'''

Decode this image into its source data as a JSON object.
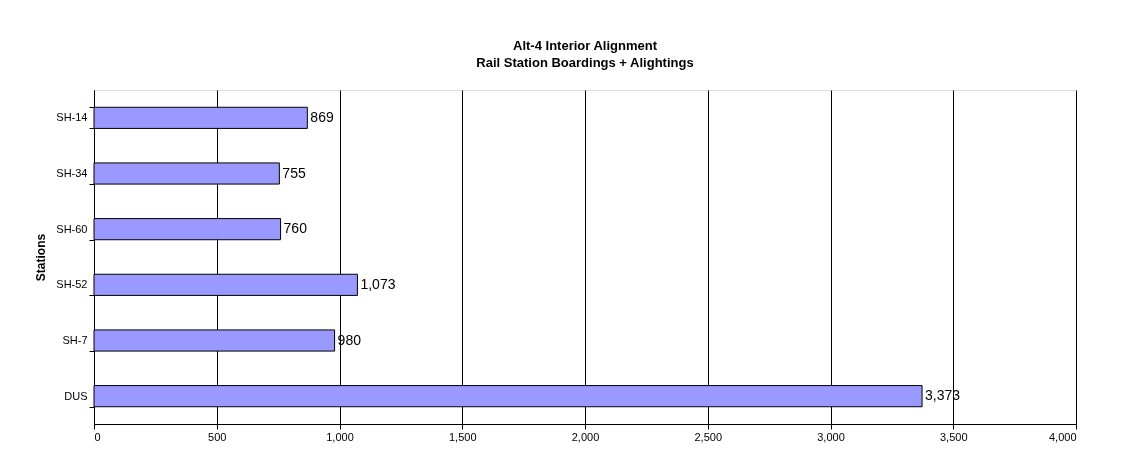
{
  "chart_data": {
    "type": "bar",
    "orientation": "horizontal",
    "title": "Alt-4 Interior Alignment",
    "subtitle": "Rail Station Boardings + Alightings",
    "ylabel": "Stations",
    "categories": [
      "SH-14",
      "SH-34",
      "SH-60",
      "SH-52",
      "SH-7",
      "DUS"
    ],
    "values": [
      869,
      755,
      760,
      1073,
      980,
      3373
    ],
    "color": "#9999ff",
    "value_labels": [
      "869",
      "755",
      "760",
      "1,073",
      "980",
      "3,373"
    ],
    "xlim": [
      0,
      4000
    ],
    "xticks": [
      0,
      500,
      {
        "value": 1000,
        "label": "1,000"
      },
      {
        "value": 1500,
        "label": "1,500"
      },
      {
        "value": 2000,
        "label": "2,000"
      },
      {
        "value": 2500,
        "label": "2,500"
      },
      {
        "value": 3000,
        "label": "3,000"
      },
      {
        "value": 3500,
        "label": "3,500"
      },
      {
        "value": 4000,
        "label": "4,000"
      }
    ],
    "grid": "x"
  }
}
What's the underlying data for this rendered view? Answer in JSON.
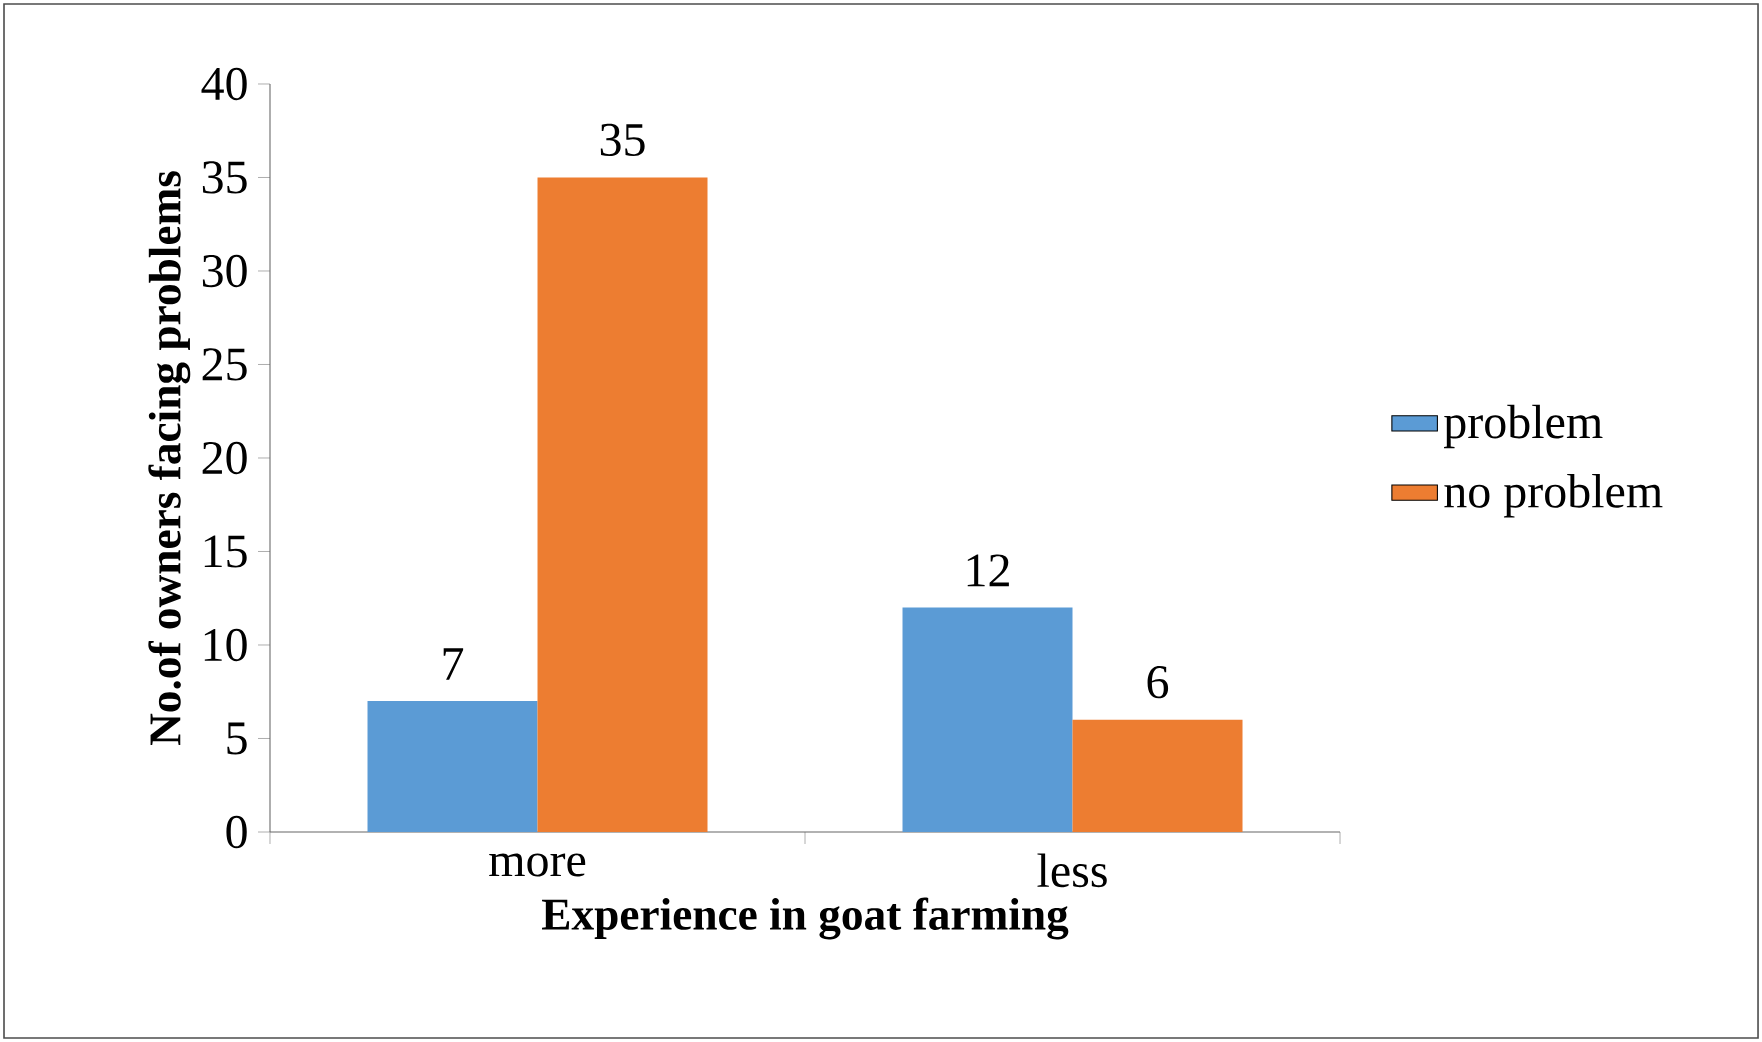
{
  "chart_data": {
    "type": "bar",
    "xlabel": "Experience in goat farming",
    "ylabel": "No.of owners facing problems",
    "categories": [
      "more",
      "less"
    ],
    "series": [
      {
        "name": "problem",
        "color": "#5b9bd5",
        "values": [
          7,
          12
        ]
      },
      {
        "name": "no problem",
        "color": "#ed7d31",
        "values": [
          35,
          6
        ]
      }
    ],
    "ylim": [
      0,
      40
    ],
    "yticks": [
      0,
      5,
      10,
      15,
      20,
      25,
      30,
      35,
      40
    ],
    "data_labels": true,
    "grid": false,
    "legend": "right"
  }
}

'''

◆ Task statement: The lines to be extracted begin at the line containing "What's the underlying" and continue through the final line of the material above, both ends included. Reproduce them exactly, without the pictures.

◆ Task answer:
What's the underlying data for this rendered view? Answer in JSON.
{
  "chart_data": {
    "type": "bar",
    "xlabel": "Experience in goat farming",
    "ylabel": "No.of owners facing problems",
    "categories": [
      "more",
      "less"
    ],
    "series": [
      {
        "name": "problem",
        "color": "#5b9bd5",
        "values": [
          7,
          12
        ]
      },
      {
        "name": "no problem",
        "color": "#ed7d31",
        "values": [
          35,
          6
        ]
      }
    ],
    "ylim": [
      0,
      40
    ],
    "yticks": [
      0,
      5,
      10,
      15,
      20,
      25,
      30,
      35,
      40
    ],
    "data_labels": true,
    "grid": false,
    "legend": "right"
  }
}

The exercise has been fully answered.